DIRECTIVE
Locate each line of the material that contains "subscript", then return it.
** start of SUPPLIED MATERIAL **
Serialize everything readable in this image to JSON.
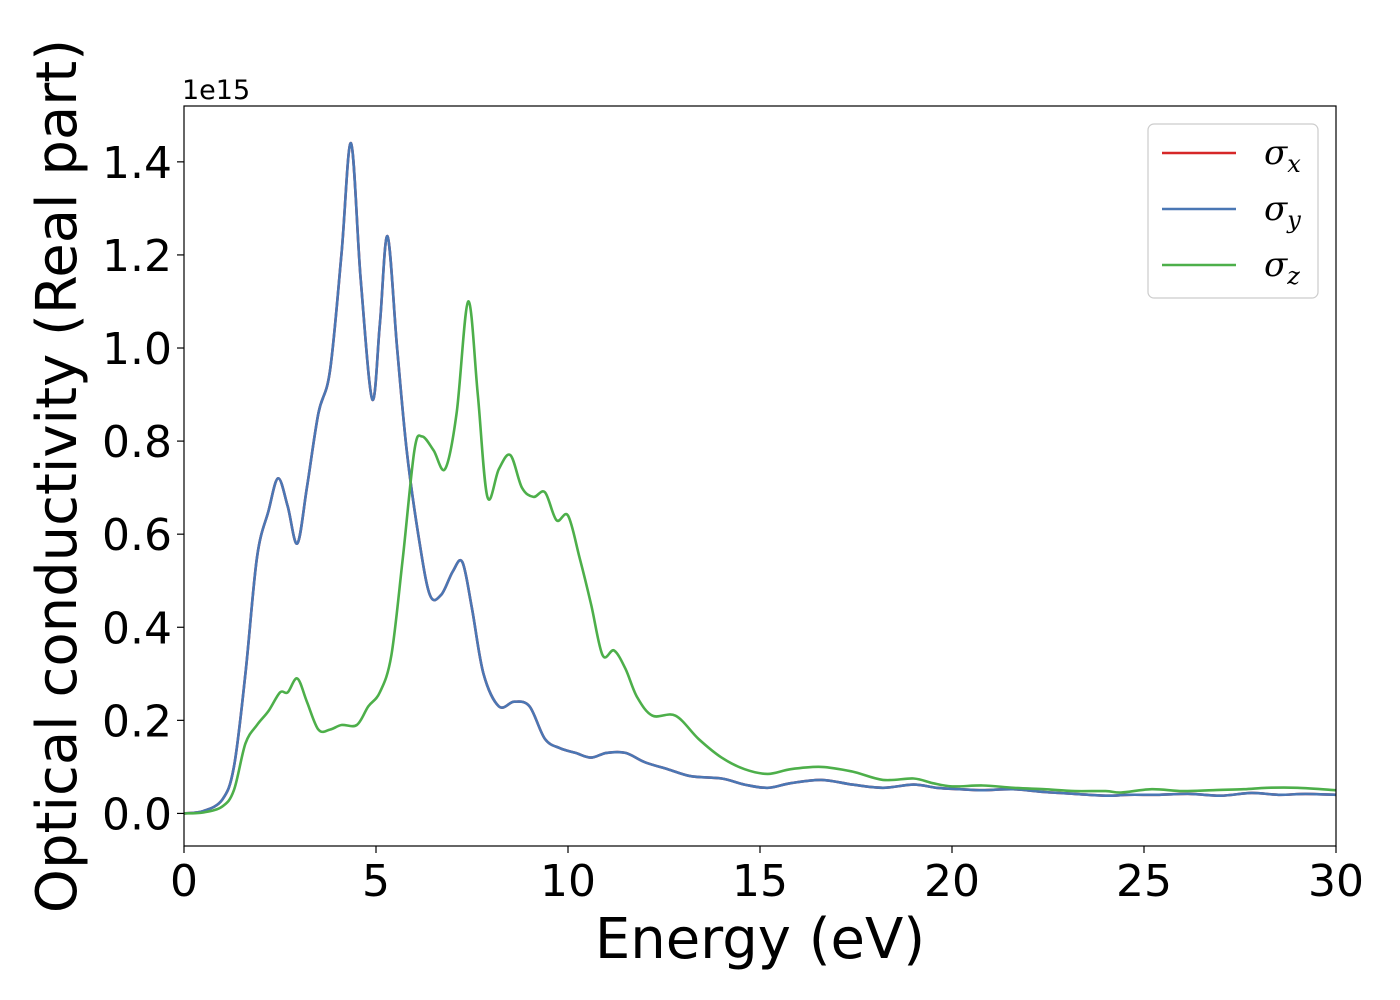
{
  "chart_data": {
    "type": "line",
    "xlabel": "Energy (eV)",
    "ylabel": "Optical conductivity (Real part)",
    "y_offset_text": "1e15",
    "xlim": [
      0,
      30
    ],
    "ylim": [
      -0.07,
      1.52
    ],
    "x_ticks": [
      0,
      5,
      10,
      15,
      20,
      25,
      30
    ],
    "x_tick_labels": [
      "0",
      "5",
      "10",
      "15",
      "20",
      "25",
      "30"
    ],
    "y_ticks": [
      0.0,
      0.2,
      0.4,
      0.6,
      0.8,
      1.0,
      1.2,
      1.4
    ],
    "y_tick_labels": [
      "0.0",
      "0.2",
      "0.4",
      "0.6",
      "0.8",
      "1.0",
      "1.2",
      "1.4"
    ],
    "grid": false,
    "legend_position": "top-right",
    "series": [
      {
        "name": "σx",
        "symbol": "σ",
        "subscript": "x",
        "color": "#d62728",
        "x": [
          0,
          0.5,
          1.0,
          1.3,
          1.6,
          1.9,
          2.2,
          2.45,
          2.7,
          2.95,
          3.2,
          3.5,
          3.8,
          4.1,
          4.35,
          4.6,
          4.9,
          5.1,
          5.3,
          5.55,
          5.8,
          6.1,
          6.4,
          6.7,
          7.0,
          7.25,
          7.5,
          7.8,
          8.2,
          8.6,
          9.0,
          9.4,
          9.8,
          10.2,
          10.6,
          11.0,
          11.5,
          12.0,
          12.6,
          13.2,
          14.0,
          14.6,
          15.2,
          15.8,
          16.6,
          17.4,
          18.2,
          19.0,
          19.6,
          20.2,
          20.8,
          21.6,
          22.4,
          23.2,
          24.0,
          24.6,
          25.4,
          26.2,
          27.0,
          27.8,
          28.5,
          29.2,
          30.0
        ],
        "y": [
          0.0,
          0.005,
          0.03,
          0.1,
          0.3,
          0.55,
          0.65,
          0.72,
          0.66,
          0.58,
          0.7,
          0.86,
          0.95,
          1.2,
          1.44,
          1.15,
          0.89,
          1.05,
          1.24,
          1.0,
          0.78,
          0.6,
          0.47,
          0.47,
          0.52,
          0.54,
          0.44,
          0.3,
          0.23,
          0.24,
          0.23,
          0.16,
          0.14,
          0.13,
          0.12,
          0.13,
          0.13,
          0.11,
          0.095,
          0.08,
          0.075,
          0.062,
          0.055,
          0.065,
          0.072,
          0.062,
          0.055,
          0.062,
          0.055,
          0.052,
          0.05,
          0.052,
          0.046,
          0.042,
          0.038,
          0.04,
          0.04,
          0.042,
          0.038,
          0.044,
          0.04,
          0.042,
          0.04
        ]
      },
      {
        "name": "σy",
        "symbol": "σ",
        "subscript": "y",
        "color": "#4a77b4",
        "x": [
          0,
          0.5,
          1.0,
          1.3,
          1.6,
          1.9,
          2.2,
          2.45,
          2.7,
          2.95,
          3.2,
          3.5,
          3.8,
          4.1,
          4.35,
          4.6,
          4.9,
          5.1,
          5.3,
          5.55,
          5.8,
          6.1,
          6.4,
          6.7,
          7.0,
          7.25,
          7.5,
          7.8,
          8.2,
          8.6,
          9.0,
          9.4,
          9.8,
          10.2,
          10.6,
          11.0,
          11.5,
          12.0,
          12.6,
          13.2,
          14.0,
          14.6,
          15.2,
          15.8,
          16.6,
          17.4,
          18.2,
          19.0,
          19.6,
          20.2,
          20.8,
          21.6,
          22.4,
          23.2,
          24.0,
          24.6,
          25.4,
          26.2,
          27.0,
          27.8,
          28.5,
          29.2,
          30.0
        ],
        "y": [
          0.0,
          0.005,
          0.03,
          0.1,
          0.3,
          0.55,
          0.65,
          0.72,
          0.66,
          0.58,
          0.7,
          0.86,
          0.95,
          1.2,
          1.44,
          1.15,
          0.89,
          1.05,
          1.24,
          1.0,
          0.78,
          0.6,
          0.47,
          0.47,
          0.52,
          0.54,
          0.44,
          0.3,
          0.23,
          0.24,
          0.23,
          0.16,
          0.14,
          0.13,
          0.12,
          0.13,
          0.13,
          0.11,
          0.095,
          0.08,
          0.075,
          0.062,
          0.055,
          0.065,
          0.072,
          0.062,
          0.055,
          0.062,
          0.055,
          0.052,
          0.05,
          0.052,
          0.046,
          0.042,
          0.038,
          0.04,
          0.04,
          0.042,
          0.038,
          0.044,
          0.04,
          0.042,
          0.04
        ]
      },
      {
        "name": "σz",
        "symbol": "σ",
        "subscript": "z",
        "color": "#4daf4a",
        "x": [
          0,
          0.5,
          1.0,
          1.3,
          1.6,
          1.9,
          2.2,
          2.5,
          2.7,
          2.95,
          3.2,
          3.5,
          3.8,
          4.1,
          4.5,
          4.8,
          5.1,
          5.4,
          5.7,
          6.0,
          6.2,
          6.5,
          6.8,
          7.1,
          7.4,
          7.65,
          7.9,
          8.2,
          8.5,
          8.8,
          9.1,
          9.4,
          9.7,
          10.0,
          10.3,
          10.6,
          10.9,
          11.2,
          11.5,
          11.8,
          12.2,
          12.8,
          13.4,
          14.0,
          14.6,
          15.2,
          15.8,
          16.6,
          17.4,
          18.2,
          19.0,
          19.5,
          20.0,
          20.8,
          21.6,
          22.4,
          23.2,
          24.0,
          24.4,
          25.2,
          26.0,
          26.8,
          27.6,
          28.2,
          29.0,
          30.0
        ],
        "y": [
          0.0,
          0.002,
          0.015,
          0.05,
          0.15,
          0.19,
          0.22,
          0.26,
          0.26,
          0.29,
          0.24,
          0.18,
          0.18,
          0.19,
          0.19,
          0.23,
          0.26,
          0.34,
          0.55,
          0.78,
          0.81,
          0.78,
          0.74,
          0.86,
          1.1,
          0.9,
          0.68,
          0.74,
          0.77,
          0.7,
          0.68,
          0.69,
          0.63,
          0.64,
          0.55,
          0.45,
          0.34,
          0.35,
          0.31,
          0.25,
          0.21,
          0.21,
          0.16,
          0.12,
          0.095,
          0.085,
          0.095,
          0.1,
          0.09,
          0.072,
          0.075,
          0.065,
          0.058,
          0.06,
          0.055,
          0.052,
          0.048,
          0.048,
          0.045,
          0.052,
          0.048,
          0.05,
          0.052,
          0.055,
          0.055,
          0.05
        ]
      }
    ]
  }
}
** end of SUPPLIED MATERIAL **
RESULT
        "subscript": "x",
        "subscript": "y",
        "subscript": "z",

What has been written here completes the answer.